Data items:
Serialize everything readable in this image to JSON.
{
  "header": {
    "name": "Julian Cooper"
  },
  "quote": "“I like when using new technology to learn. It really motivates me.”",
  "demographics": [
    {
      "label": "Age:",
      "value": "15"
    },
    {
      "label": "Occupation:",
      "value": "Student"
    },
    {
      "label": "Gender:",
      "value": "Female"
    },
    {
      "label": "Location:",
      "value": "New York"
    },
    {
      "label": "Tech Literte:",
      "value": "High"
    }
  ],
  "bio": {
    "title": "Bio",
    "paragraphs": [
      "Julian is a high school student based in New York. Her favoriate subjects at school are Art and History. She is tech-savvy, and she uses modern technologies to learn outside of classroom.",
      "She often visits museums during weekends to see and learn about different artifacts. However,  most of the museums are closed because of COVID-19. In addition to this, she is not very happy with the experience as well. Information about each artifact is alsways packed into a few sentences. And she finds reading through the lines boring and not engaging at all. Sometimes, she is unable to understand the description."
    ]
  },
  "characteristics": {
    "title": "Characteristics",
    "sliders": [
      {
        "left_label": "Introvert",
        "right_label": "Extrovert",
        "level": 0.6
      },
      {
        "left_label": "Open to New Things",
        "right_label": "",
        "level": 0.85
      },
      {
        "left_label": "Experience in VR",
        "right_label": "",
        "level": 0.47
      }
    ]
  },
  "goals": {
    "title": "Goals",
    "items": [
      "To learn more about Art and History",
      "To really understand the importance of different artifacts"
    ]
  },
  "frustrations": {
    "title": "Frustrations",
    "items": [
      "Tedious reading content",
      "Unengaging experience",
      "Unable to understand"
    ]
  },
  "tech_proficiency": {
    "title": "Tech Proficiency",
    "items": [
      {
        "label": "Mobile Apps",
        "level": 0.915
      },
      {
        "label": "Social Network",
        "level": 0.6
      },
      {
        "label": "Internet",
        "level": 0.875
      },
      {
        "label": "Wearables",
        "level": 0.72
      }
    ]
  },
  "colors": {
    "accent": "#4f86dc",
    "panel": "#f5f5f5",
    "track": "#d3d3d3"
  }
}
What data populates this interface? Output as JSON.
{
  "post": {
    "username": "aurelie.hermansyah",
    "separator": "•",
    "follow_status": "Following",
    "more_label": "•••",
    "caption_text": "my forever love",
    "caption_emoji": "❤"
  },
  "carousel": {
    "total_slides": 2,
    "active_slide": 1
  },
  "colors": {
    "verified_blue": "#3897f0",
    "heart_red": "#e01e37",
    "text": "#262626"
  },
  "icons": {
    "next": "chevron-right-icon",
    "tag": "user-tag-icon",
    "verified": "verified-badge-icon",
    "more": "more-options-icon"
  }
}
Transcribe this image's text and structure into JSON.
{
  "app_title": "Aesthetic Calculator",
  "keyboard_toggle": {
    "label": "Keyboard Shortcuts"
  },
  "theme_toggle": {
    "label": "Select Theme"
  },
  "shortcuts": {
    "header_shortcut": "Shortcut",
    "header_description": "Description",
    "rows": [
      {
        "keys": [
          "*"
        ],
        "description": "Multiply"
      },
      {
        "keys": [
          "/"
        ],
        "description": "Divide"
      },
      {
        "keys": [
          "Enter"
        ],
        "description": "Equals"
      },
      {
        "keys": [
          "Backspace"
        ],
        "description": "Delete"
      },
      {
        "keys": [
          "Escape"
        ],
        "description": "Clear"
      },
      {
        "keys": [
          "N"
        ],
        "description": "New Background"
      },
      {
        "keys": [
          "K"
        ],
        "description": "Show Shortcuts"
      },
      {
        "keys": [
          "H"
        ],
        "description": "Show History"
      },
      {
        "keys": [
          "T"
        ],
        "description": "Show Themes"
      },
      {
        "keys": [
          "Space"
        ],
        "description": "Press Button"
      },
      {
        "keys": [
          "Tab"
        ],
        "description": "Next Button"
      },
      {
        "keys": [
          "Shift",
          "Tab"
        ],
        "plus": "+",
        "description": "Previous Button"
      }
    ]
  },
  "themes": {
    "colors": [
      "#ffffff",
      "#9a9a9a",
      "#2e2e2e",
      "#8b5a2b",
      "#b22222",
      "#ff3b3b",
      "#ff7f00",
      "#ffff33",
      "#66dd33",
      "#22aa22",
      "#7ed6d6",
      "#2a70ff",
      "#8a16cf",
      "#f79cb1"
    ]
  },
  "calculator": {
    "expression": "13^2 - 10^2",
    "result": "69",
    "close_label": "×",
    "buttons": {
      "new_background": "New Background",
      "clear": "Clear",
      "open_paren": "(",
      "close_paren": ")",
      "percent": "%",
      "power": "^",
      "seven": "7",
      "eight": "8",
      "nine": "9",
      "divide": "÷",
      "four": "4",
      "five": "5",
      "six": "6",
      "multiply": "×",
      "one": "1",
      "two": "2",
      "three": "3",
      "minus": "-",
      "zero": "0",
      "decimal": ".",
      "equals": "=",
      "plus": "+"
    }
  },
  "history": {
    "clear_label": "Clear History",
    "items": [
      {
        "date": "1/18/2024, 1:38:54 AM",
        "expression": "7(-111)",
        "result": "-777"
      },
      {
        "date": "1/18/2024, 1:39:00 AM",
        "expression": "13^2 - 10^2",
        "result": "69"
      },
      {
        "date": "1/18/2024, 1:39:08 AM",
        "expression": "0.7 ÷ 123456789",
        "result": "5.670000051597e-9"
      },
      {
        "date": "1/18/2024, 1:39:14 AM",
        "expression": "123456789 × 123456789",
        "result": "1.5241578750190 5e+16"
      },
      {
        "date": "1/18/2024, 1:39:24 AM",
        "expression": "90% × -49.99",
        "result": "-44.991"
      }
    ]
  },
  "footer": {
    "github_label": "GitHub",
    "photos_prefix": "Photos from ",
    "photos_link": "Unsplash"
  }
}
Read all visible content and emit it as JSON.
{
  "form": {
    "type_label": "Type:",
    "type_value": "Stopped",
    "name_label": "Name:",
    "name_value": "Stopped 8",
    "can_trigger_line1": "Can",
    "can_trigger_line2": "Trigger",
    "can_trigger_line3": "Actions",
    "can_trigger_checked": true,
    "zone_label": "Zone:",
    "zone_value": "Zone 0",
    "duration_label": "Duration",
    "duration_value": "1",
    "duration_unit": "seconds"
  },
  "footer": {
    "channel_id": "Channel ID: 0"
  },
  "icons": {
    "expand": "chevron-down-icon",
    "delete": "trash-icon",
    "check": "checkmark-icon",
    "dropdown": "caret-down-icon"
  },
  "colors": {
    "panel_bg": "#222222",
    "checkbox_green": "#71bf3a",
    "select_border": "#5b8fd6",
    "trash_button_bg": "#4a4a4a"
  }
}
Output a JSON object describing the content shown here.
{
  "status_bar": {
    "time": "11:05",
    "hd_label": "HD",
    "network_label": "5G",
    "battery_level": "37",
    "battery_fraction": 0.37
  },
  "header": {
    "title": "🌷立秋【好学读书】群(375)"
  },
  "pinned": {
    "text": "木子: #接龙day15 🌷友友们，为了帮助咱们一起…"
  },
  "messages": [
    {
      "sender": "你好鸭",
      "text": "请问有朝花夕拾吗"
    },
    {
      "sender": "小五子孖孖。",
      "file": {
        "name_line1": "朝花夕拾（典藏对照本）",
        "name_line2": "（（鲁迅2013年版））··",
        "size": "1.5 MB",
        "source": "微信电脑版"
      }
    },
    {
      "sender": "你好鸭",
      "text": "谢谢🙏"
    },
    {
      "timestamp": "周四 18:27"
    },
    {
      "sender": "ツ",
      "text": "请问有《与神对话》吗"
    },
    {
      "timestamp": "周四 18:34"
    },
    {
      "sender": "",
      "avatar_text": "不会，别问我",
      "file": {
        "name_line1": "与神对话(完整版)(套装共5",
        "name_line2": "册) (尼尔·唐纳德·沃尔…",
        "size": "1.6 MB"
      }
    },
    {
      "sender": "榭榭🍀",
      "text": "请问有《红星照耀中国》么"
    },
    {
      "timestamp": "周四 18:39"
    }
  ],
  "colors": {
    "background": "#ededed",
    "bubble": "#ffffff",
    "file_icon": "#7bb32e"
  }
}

**TASK OBJECTIVE:**
Where a line contains "York", copy that line.

**RESULT:**
      "value": "New York"
      "Julian is a high school student based in New York. Her favoriate subjects at school are Art and History. She is tech-savvy, and she uses modern technologies to learn outside of classroom.",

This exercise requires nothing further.